┌─ Data extract
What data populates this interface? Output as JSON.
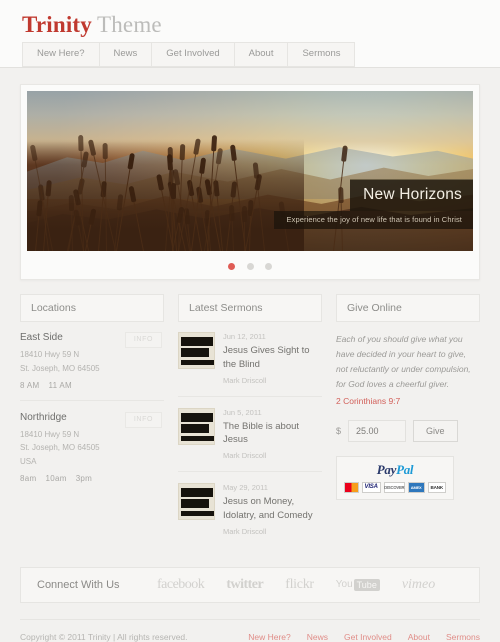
{
  "header": {
    "logo_brand": "Trinity",
    "logo_sub": "Theme",
    "nav": [
      {
        "label": "New Here?"
      },
      {
        "label": "News"
      },
      {
        "label": "Get Involved"
      },
      {
        "label": "About"
      },
      {
        "label": "Sermons"
      }
    ]
  },
  "hero": {
    "title": "New Horizons",
    "subtitle": "Experience the joy of new life that is found in Christ",
    "slides": 3,
    "active_slide": 1,
    "active_dot_color": "#df5c55"
  },
  "columns": {
    "locations": {
      "heading": "Locations",
      "info_label": "INFO",
      "items": [
        {
          "name": "East Side",
          "address1": "18410 Hwy 59 N",
          "address2": "St. Joseph, MO 64505",
          "address3": "",
          "times": [
            "8 AM",
            "11 AM"
          ]
        },
        {
          "name": "Northridge",
          "address1": "18410 Hwy 59 N",
          "address2": "St. Joseph, MO 64505",
          "address3": "USA",
          "times": [
            "8am",
            "10am",
            "3pm"
          ]
        }
      ]
    },
    "sermons": {
      "heading": "Latest Sermons",
      "thumb_text": "LUKE'S GOSPEL",
      "items": [
        {
          "date": "Jun 12, 2011",
          "title": "Jesus Gives Sight to the Blind",
          "author": "Mark Driscoll"
        },
        {
          "date": "Jun 5, 2011",
          "title": "The Bible is about Jesus",
          "author": "Mark Driscoll"
        },
        {
          "date": "May 29, 2011",
          "title": "Jesus on Money, Idolatry, and Comedy",
          "author": "Mark Driscoll"
        }
      ]
    },
    "give": {
      "heading": "Give Online",
      "quote": "Each of you should give what you have decided in your heart to give, not reluctantly or under compulsion, for God loves a cheerful giver.",
      "reference": "2 Corinthians 9:7",
      "reference_color": "#d2605a",
      "currency_symbol": "$",
      "amount_value": "25.00",
      "amount_placeholder": "0.00",
      "give_button": "Give",
      "paypal_label_pay": "Pay",
      "paypal_label_pal": "Pal",
      "cards": [
        "MasterCard",
        "VISA",
        "DISCOVER",
        "AMEX",
        "BANK"
      ]
    }
  },
  "social": {
    "label": "Connect With Us",
    "items": [
      {
        "name": "facebook"
      },
      {
        "name": "twitter"
      },
      {
        "name": "flickr"
      },
      {
        "name": "You",
        "name2": "Tube"
      },
      {
        "name": "vimeo"
      }
    ]
  },
  "footer": {
    "copyright": "Copyright © 2011 Trinity | All rights reserved.",
    "links": [
      {
        "label": "New Here?"
      },
      {
        "label": "News"
      },
      {
        "label": "Get Involved"
      },
      {
        "label": "About"
      },
      {
        "label": "Sermons"
      }
    ]
  }
}
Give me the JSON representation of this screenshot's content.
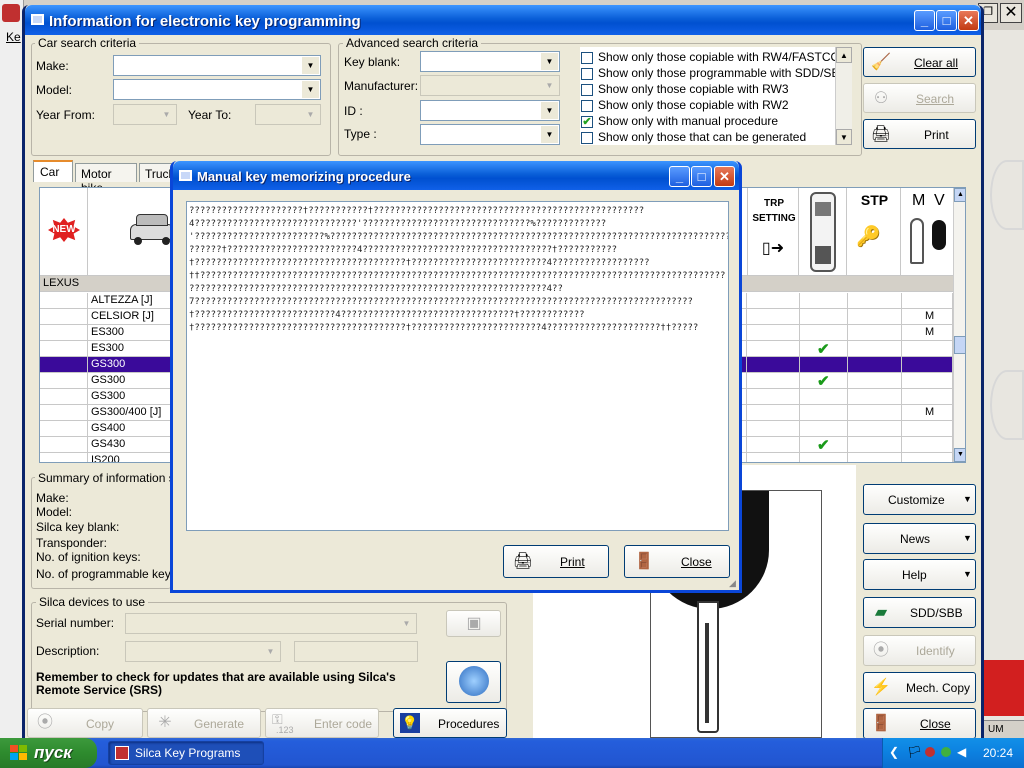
{
  "main_window": {
    "title": "Information for electronic key programming"
  },
  "bg_app": {
    "um_text": "UM",
    "left_menu_letter": "Ke"
  },
  "car_search": {
    "legend": "Car search criteria",
    "make_label": "Make:",
    "model_label": "Model:",
    "year_from_label": "Year From:",
    "year_to_label": "Year To:"
  },
  "advanced_search": {
    "legend": "Advanced search criteria",
    "key_blank_label": "Key blank:",
    "manufacturer_label": "Manufacturer:",
    "id_label": "ID :",
    "type_label": "Type :"
  },
  "filters": [
    {
      "label": "Show only those copiable with RW4/FASTCO...",
      "checked": false
    },
    {
      "label": "Show only those programmable with SDD/SBB",
      "checked": false
    },
    {
      "label": "Show only those copiable with RW3",
      "checked": false
    },
    {
      "label": "Show only those copiable with RW2",
      "checked": false
    },
    {
      "label": "Show only with manual procedure",
      "checked": true
    },
    {
      "label": "Show only those that can be generated",
      "checked": false
    }
  ],
  "right_buttons": {
    "clear_all": "Clear all",
    "search": "Search",
    "print": "Print"
  },
  "tabs": [
    "Car",
    "Motor bike",
    "Truck"
  ],
  "grid_headers": {
    "trp_setting": "TRP\nSETTING",
    "stp": "STP",
    "m": "M",
    "v": "V",
    "new_badge": "NEW"
  },
  "group_label": "LEXUS",
  "rows": [
    {
      "model": "ALTEZZA [J]",
      "check": false,
      "m": ""
    },
    {
      "model": "CELSIOR [J]",
      "check": false,
      "m": "M"
    },
    {
      "model": "ES300",
      "check": false,
      "m": "M"
    },
    {
      "model": "ES300",
      "check": true,
      "m": ""
    },
    {
      "model": "GS300",
      "check": false,
      "m": "",
      "selected": true
    },
    {
      "model": "GS300",
      "check": true,
      "m": ""
    },
    {
      "model": "GS300",
      "check": false,
      "m": ""
    },
    {
      "model": "GS300/400 [J]",
      "check": false,
      "m": "M"
    },
    {
      "model": "GS400",
      "check": false,
      "m": ""
    },
    {
      "model": "GS430",
      "check": true,
      "m": ""
    },
    {
      "model": "IS200",
      "check": false,
      "m": ""
    }
  ],
  "check_glyph": "✔",
  "summary": {
    "legend": "Summary of information sele",
    "make": "Make:",
    "model": "Model:",
    "silca_key_blank": "Silca key blank:",
    "transponder": "Transponder:",
    "ignition_keys": "No. of ignition keys:",
    "programmable_keys": "No. of programmable keys:"
  },
  "devices": {
    "legend": "Silca devices to use",
    "serial_label": "Serial number:",
    "description_label": "Description:",
    "reminder": "Remember to check for updates that are available using Silca's Remote Service (SRS)"
  },
  "bottom_buttons": {
    "copy": "Copy",
    "generate": "Generate",
    "enter_code": "Enter code",
    "enter_code_sub": ".123",
    "procedures": "Procedures"
  },
  "side_buttons": {
    "customize": "Customize",
    "news": "News",
    "help": "Help",
    "sdd_sbb": "SDD/SBB",
    "identify": "Identify",
    "mech_copy": "Mech. Copy",
    "close": "Close"
  },
  "dialog": {
    "title": "Manual key memorizing procedure",
    "lines": [
      "?????????????????????†???????????†??????????????????????????????????????????????????",
      "4??????????????????????????????'???????????????????????????????%?????????????",
      "'????????????????????????%???????????????????????????????????????????????????????????????????????????????????",
      "??????†????????????????????????4???????????????????????????????????†???????????",
      "†???????????????????????????????????????†?????????????????????????4??????????????????",
      "††?????????????????????????????????????????????????????????????????????????????????????????????????",
      "??????????????????????????????????????????????????????????????????4??",
      "7????????????????????????????????????????????????????????????????????????????????????????????",
      "†??????????????????????????4????????????????????????????????†????????????",
      "†???????????????????????????????????????†????????????????????????4?????????????????????††?????"
    ],
    "print": "Print",
    "close": "Close"
  },
  "taskbar": {
    "start": "пуск",
    "task_item": "Silca Key Programs",
    "clock": "20:24"
  }
}
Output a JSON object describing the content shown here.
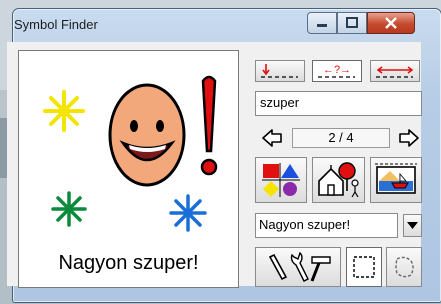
{
  "window": {
    "title": "Symbol Finder"
  },
  "canvas": {
    "caption": "Nagyon szuper!"
  },
  "search": {
    "value": "szuper"
  },
  "navigation": {
    "counter": "2 / 4"
  },
  "meaning_select": {
    "selected": "Nagyon szuper!"
  },
  "mode_buttons": {
    "left": "↓",
    "middle": "↔?↔",
    "right": "⟷"
  },
  "colors": {
    "accent_red": "#e01010",
    "star_yellow": "#f4e400",
    "star_green": "#0a8a3a",
    "star_blue": "#1a6ed8",
    "face": "#f2a87a"
  }
}
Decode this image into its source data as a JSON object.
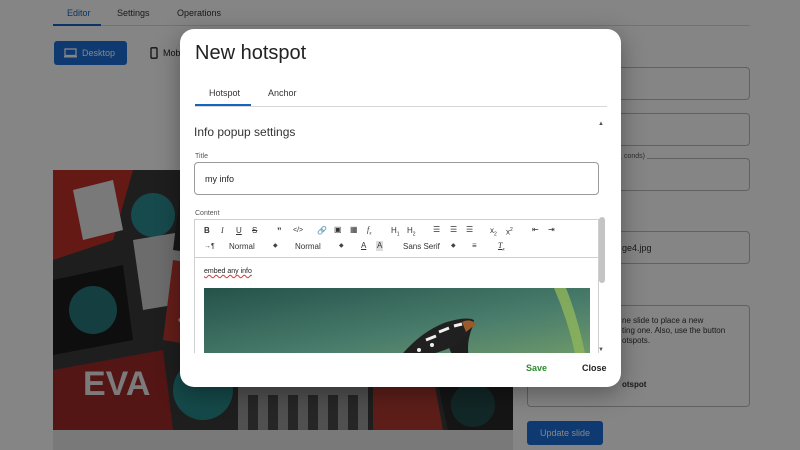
{
  "colors": {
    "primary": "#1e6fd9",
    "save": "#2e8b2e"
  },
  "top_tabs": [
    {
      "label": "Editor"
    },
    {
      "label": "Settings"
    },
    {
      "label": "Operations"
    }
  ],
  "view_modes": {
    "desktop": "Desktop",
    "mobile": "Mob"
  },
  "background": {
    "field_partial_label": "conds)",
    "image_field_value": "ge4.jpg",
    "help_lines": [
      "ne slide to place a new",
      "ting one. Also, use the button",
      "otspots."
    ],
    "help_partial_button": "otspot",
    "update_button": "Update slide"
  },
  "modal": {
    "title": "New hotspot",
    "tabs": [
      {
        "label": "Hotspot"
      },
      {
        "label": "Anchor"
      }
    ],
    "section_title": "Info popup settings",
    "title_label": "Title",
    "title_value": "my info",
    "content_label": "Content",
    "toolbar": {
      "header_select": "Normal",
      "size_select": "Normal",
      "font_select": "Sans Serif"
    },
    "content_text": "embed any info",
    "save_label": "Save",
    "close_label": "Close"
  }
}
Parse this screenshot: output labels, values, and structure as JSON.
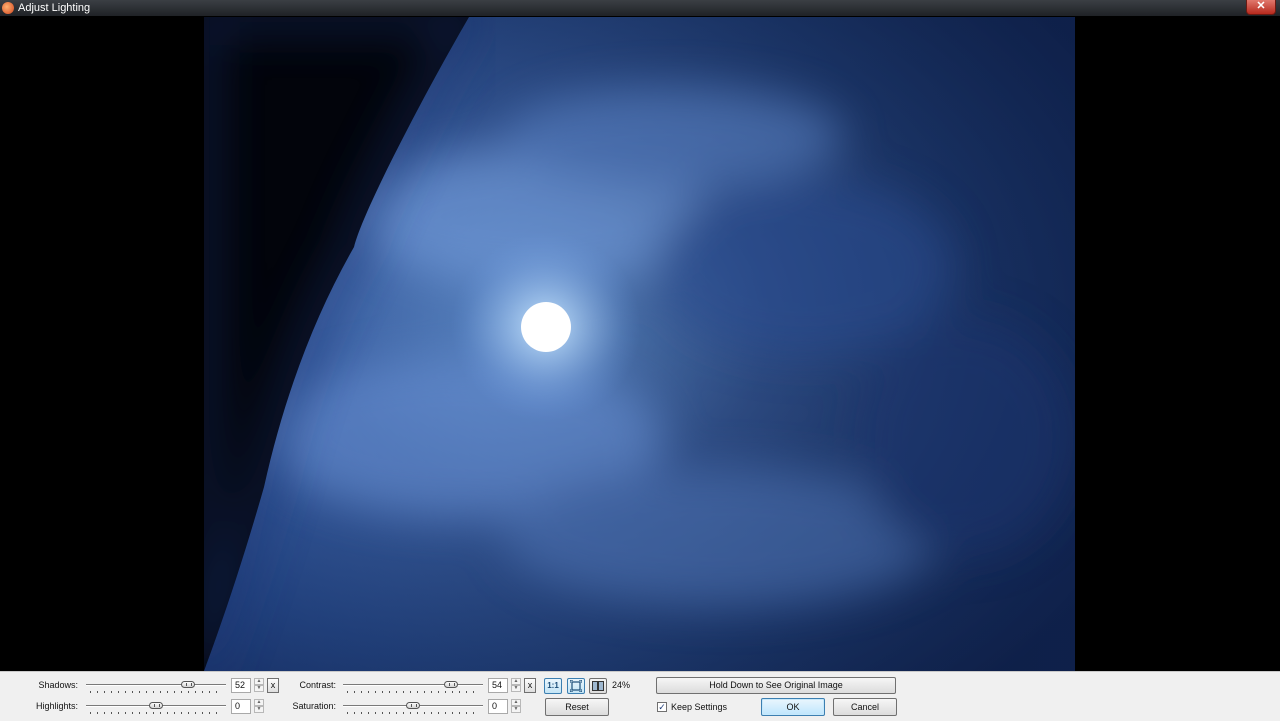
{
  "window": {
    "title": "Adjust Lighting",
    "close_glyph": "✕"
  },
  "controls": {
    "shadows": {
      "label": "Shadows:",
      "value": "52",
      "position": 0.73
    },
    "highlights": {
      "label": "Highlights:",
      "value": "0",
      "position": 0.5
    },
    "contrast": {
      "label": "Contrast:",
      "value": "54",
      "position": 0.77
    },
    "saturation": {
      "label": "Saturation:",
      "value": "0",
      "position": 0.5
    },
    "reset_x_label": "x",
    "spin_up": "▲",
    "spin_down": "▼"
  },
  "view": {
    "actual_size_label": "1:1",
    "fit_icon": "fit-to-window-icon",
    "compare_icon": "split-view-icon",
    "zoom_level": "24%"
  },
  "buttons": {
    "hold_original": "Hold Down to See Original Image",
    "reset": "Reset",
    "ok": "OK",
    "cancel": "Cancel"
  },
  "keep_settings": {
    "label": "Keep Settings",
    "checked": true,
    "check_glyph": "✓"
  },
  "colors": {
    "sky_dark": "#0b1a3d",
    "cloud": "#4f74b5",
    "moon": "#ffffff",
    "panel": "#f0f0f0"
  }
}
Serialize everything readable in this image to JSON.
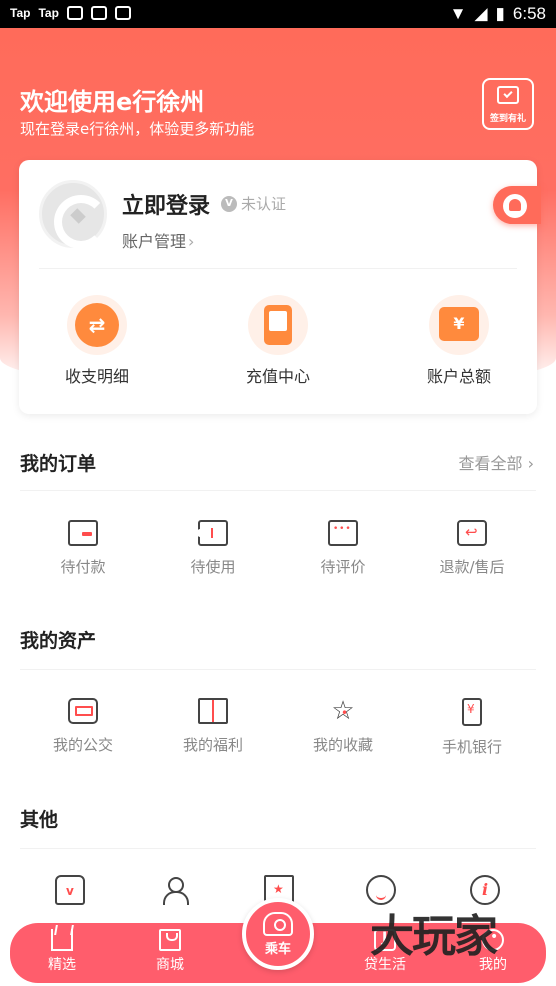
{
  "status_bar": {
    "left_apps": [
      "Tap",
      "Tap"
    ],
    "time": "6:58"
  },
  "header": {
    "title": "欢迎使用e行徐州",
    "subtitle": "现在登录e行徐州，体验更多新功能",
    "signin_label": "签到有礼",
    "signin_icon": "calendar-check-icon"
  },
  "account": {
    "login_title": "立即登录",
    "verify_status": "未认证",
    "account_manage": "账户管理",
    "notification_icon": "bell-icon",
    "quick_actions": [
      {
        "label": "收支明细",
        "icon": "exchange-icon"
      },
      {
        "label": "充值中心",
        "icon": "phone-card-icon"
      },
      {
        "label": "账户总额",
        "icon": "wallet-yen-icon"
      }
    ]
  },
  "orders": {
    "title": "我的订单",
    "view_all": "查看全部",
    "items": [
      {
        "label": "待付款",
        "icon": "card-icon"
      },
      {
        "label": "待使用",
        "icon": "ticket-icon"
      },
      {
        "label": "待评价",
        "icon": "comment-icon"
      },
      {
        "label": "退款/售后",
        "icon": "refund-icon"
      }
    ]
  },
  "assets": {
    "title": "我的资产",
    "items": [
      {
        "label": "我的公交",
        "icon": "bus-icon"
      },
      {
        "label": "我的福利",
        "icon": "gift-icon"
      },
      {
        "label": "我的收藏",
        "icon": "star-icon"
      },
      {
        "label": "手机银行",
        "icon": "mobile-bank-icon"
      }
    ]
  },
  "other": {
    "title": "其他",
    "icons": [
      "store-icon",
      "person-icon",
      "book-icon",
      "headset-icon",
      "info-icon"
    ]
  },
  "tabbar": {
    "items": [
      {
        "label": "精选",
        "icon": "crown-icon"
      },
      {
        "label": "商城",
        "icon": "shopping-bag-icon"
      },
      {
        "label": "乘车",
        "icon": "bus-ride-icon"
      },
      {
        "label": "贷生活",
        "icon": "loan-icon"
      },
      {
        "label": "我的",
        "icon": "profile-icon"
      }
    ]
  },
  "watermark": "大玩家",
  "colors": {
    "brand": "#ff6b5a",
    "tabbar": "#ff5d6c",
    "accent_orange": "#ff8a3d"
  }
}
└─
### The task
Go through the data and gather every line that holds "JSON".

### Result for this task
What data populates this interface? Output as JSON.
Give me the JSON representation of this screenshot's content.
Output a JSON object describing the content shown here.
Decode this image into its source data as a JSON object.
Parse this screenshot: output labels, values, and structure as JSON.
Serialize everything readable in this image to JSON.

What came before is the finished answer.